DATA SHOWN:
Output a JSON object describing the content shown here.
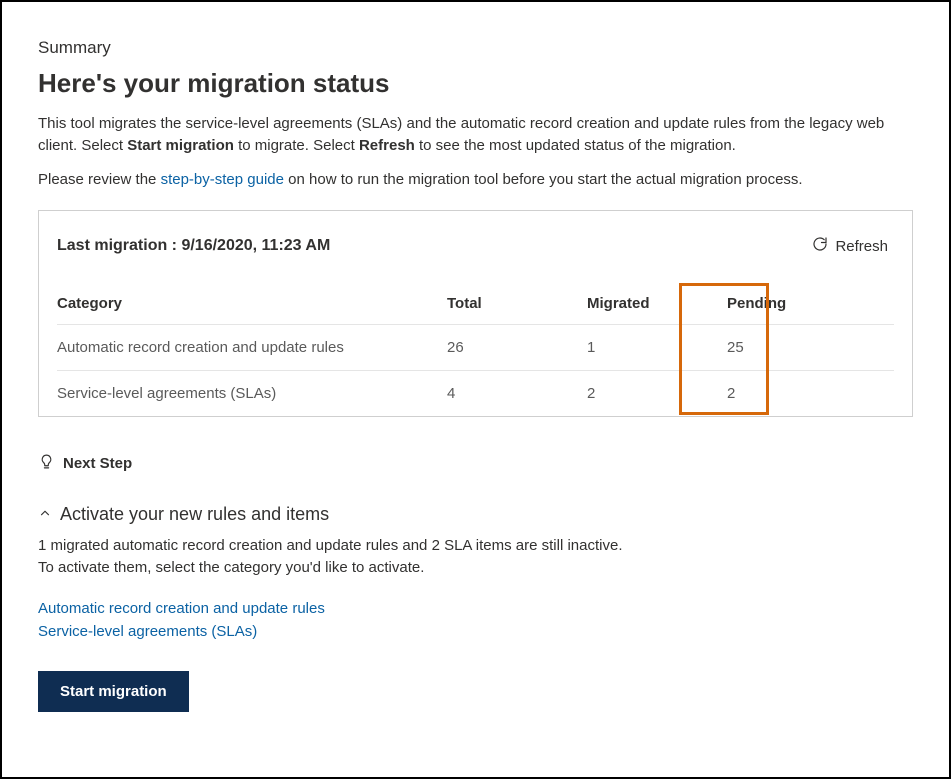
{
  "summary_label": "Summary",
  "page_title": "Here's your migration status",
  "intro_prefix": "This tool migrates the service-level agreements (SLAs) and the automatic record creation and update rules from the legacy web client. Select ",
  "intro_bold1": "Start migration",
  "intro_mid": " to migrate. Select ",
  "intro_bold2": "Refresh",
  "intro_suffix": " to see the most updated status of the migration.",
  "review_prefix": "Please review the ",
  "review_link": "step-by-step guide",
  "review_suffix": " on how to run the migration tool before you start the actual migration process.",
  "card": {
    "last_label": "Last migration : ",
    "last_value": "9/16/2020, 11:23 AM",
    "refresh_label": "Refresh"
  },
  "table": {
    "headers": {
      "category": "Category",
      "total": "Total",
      "migrated": "Migrated",
      "pending": "Pending"
    },
    "rows": [
      {
        "category": "Automatic record creation and update rules",
        "total": "26",
        "migrated": "1",
        "pending": "25"
      },
      {
        "category": "Service-level agreements (SLAs)",
        "total": "4",
        "migrated": "2",
        "pending": "2"
      }
    ]
  },
  "next_step_label": "Next Step",
  "activate": {
    "title": "Activate your new rules and items",
    "line1": "1 migrated automatic record creation and update rules and 2 SLA items are still inactive.",
    "line2": "To activate them, select the category you'd like to activate.",
    "links": [
      "Automatic record creation and update rules",
      "Service-level agreements (SLAs)"
    ]
  },
  "start_button": "Start migration"
}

WRITTEN REQUEST:
Looking at the listing above, count the lines that contain "status" and give nothing but the number.

RESULT:
2